*WHAT YOU NEED TO DO*.
Repeat every one of the entries below word for word, line by line.

*RECORDS PROVIDED*.
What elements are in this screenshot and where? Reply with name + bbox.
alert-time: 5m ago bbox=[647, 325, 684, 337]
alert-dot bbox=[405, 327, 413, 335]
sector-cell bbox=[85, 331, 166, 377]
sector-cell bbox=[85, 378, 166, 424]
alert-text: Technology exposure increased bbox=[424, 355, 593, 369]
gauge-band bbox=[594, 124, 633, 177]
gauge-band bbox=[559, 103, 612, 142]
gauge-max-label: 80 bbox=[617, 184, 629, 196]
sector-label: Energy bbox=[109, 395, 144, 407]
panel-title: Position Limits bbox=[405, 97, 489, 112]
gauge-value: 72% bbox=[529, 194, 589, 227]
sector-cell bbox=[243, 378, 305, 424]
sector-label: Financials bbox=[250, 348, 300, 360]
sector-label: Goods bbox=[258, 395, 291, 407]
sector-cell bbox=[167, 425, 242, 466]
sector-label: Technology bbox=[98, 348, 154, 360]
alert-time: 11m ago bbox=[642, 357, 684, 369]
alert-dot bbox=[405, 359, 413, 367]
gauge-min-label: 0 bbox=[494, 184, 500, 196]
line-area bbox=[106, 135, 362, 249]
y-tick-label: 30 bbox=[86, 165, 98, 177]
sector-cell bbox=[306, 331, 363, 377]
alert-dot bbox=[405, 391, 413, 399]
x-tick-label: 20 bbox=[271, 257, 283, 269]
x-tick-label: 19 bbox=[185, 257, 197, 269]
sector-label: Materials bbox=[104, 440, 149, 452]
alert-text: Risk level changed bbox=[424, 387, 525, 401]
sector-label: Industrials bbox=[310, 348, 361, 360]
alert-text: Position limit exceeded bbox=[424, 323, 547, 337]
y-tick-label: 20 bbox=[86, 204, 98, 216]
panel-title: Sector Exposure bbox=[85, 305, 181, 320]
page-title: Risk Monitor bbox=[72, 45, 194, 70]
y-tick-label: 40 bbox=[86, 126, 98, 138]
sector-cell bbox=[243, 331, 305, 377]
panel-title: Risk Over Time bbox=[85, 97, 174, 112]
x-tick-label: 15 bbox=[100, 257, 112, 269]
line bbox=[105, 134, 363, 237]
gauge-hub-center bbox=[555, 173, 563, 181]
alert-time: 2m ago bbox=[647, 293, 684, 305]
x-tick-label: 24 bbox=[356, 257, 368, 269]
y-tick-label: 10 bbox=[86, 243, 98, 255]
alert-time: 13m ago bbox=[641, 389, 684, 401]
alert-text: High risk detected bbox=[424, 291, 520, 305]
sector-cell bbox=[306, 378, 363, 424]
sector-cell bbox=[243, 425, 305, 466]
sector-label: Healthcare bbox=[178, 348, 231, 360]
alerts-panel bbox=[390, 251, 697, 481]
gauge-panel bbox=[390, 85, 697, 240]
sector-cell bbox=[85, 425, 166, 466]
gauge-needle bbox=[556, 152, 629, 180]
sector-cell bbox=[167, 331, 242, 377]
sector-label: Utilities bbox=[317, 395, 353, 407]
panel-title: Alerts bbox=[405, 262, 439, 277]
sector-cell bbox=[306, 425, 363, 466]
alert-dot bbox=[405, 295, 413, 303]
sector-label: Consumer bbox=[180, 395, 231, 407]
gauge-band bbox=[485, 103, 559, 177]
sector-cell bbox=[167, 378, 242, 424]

*WRITTEN ANSWER*.
What elements are in this screenshot and where? Reply with name + bbox.
alert-time: 5m ago bbox=[647, 325, 684, 337]
alert-dot bbox=[405, 327, 413, 335]
sector-cell bbox=[85, 331, 166, 377]
sector-cell bbox=[85, 378, 166, 424]
alert-text: Technology exposure increased bbox=[424, 355, 593, 369]
gauge-band bbox=[594, 124, 633, 177]
gauge-band bbox=[559, 103, 612, 142]
gauge-max-label: 80 bbox=[617, 184, 629, 196]
sector-label: Energy bbox=[109, 395, 144, 407]
panel-title: Position Limits bbox=[405, 97, 489, 112]
gauge-value: 72% bbox=[529, 194, 589, 227]
sector-cell bbox=[243, 378, 305, 424]
sector-label: Financials bbox=[250, 348, 300, 360]
sector-label: Goods bbox=[258, 395, 291, 407]
sector-cell bbox=[167, 425, 242, 466]
sector-label: Technology bbox=[98, 348, 154, 360]
alert-time: 11m ago bbox=[642, 357, 684, 369]
alert-dot bbox=[405, 359, 413, 367]
gauge-min-label: 0 bbox=[494, 184, 500, 196]
line-area bbox=[106, 135, 362, 249]
y-tick-label: 30 bbox=[86, 165, 98, 177]
sector-cell bbox=[306, 331, 363, 377]
alert-dot bbox=[405, 391, 413, 399]
x-tick-label: 20 bbox=[271, 257, 283, 269]
x-tick-label: 19 bbox=[185, 257, 197, 269]
sector-label: Materials bbox=[104, 440, 149, 452]
alert-text: Risk level changed bbox=[424, 387, 525, 401]
sector-label: Industrials bbox=[310, 348, 361, 360]
alert-text: Position limit exceeded bbox=[424, 323, 547, 337]
y-tick-label: 20 bbox=[86, 204, 98, 216]
panel-title: Sector Exposure bbox=[85, 305, 181, 320]
page-title: Risk Monitor bbox=[72, 45, 194, 70]
y-tick-label: 40 bbox=[86, 126, 98, 138]
sector-cell bbox=[243, 331, 305, 377]
panel-title: Risk Over Time bbox=[85, 97, 174, 112]
x-tick-label: 15 bbox=[100, 257, 112, 269]
line bbox=[105, 134, 363, 237]
gauge-hub-center bbox=[555, 173, 563, 181]
alert-time: 2m ago bbox=[647, 293, 684, 305]
x-tick-label: 24 bbox=[356, 257, 368, 269]
y-tick-label: 10 bbox=[86, 243, 98, 255]
alert-time: 13m ago bbox=[641, 389, 684, 401]
alert-text: High risk detected bbox=[424, 291, 520, 305]
sector-cell bbox=[306, 378, 363, 424]
sector-cell bbox=[243, 425, 305, 466]
sector-label: Healthcare bbox=[178, 348, 231, 360]
alerts-panel bbox=[390, 251, 697, 481]
gauge-panel bbox=[390, 85, 697, 240]
sector-cell bbox=[85, 425, 166, 466]
gauge-needle bbox=[556, 152, 629, 180]
sector-cell bbox=[167, 331, 242, 377]
sector-label: Utilities bbox=[317, 395, 353, 407]
panel-title: Alerts bbox=[405, 262, 439, 277]
sector-cell bbox=[306, 425, 363, 466]
alert-dot bbox=[405, 295, 413, 303]
sector-label: Consumer bbox=[180, 395, 231, 407]
gauge-band bbox=[485, 103, 559, 177]
sector-cell bbox=[167, 378, 242, 424]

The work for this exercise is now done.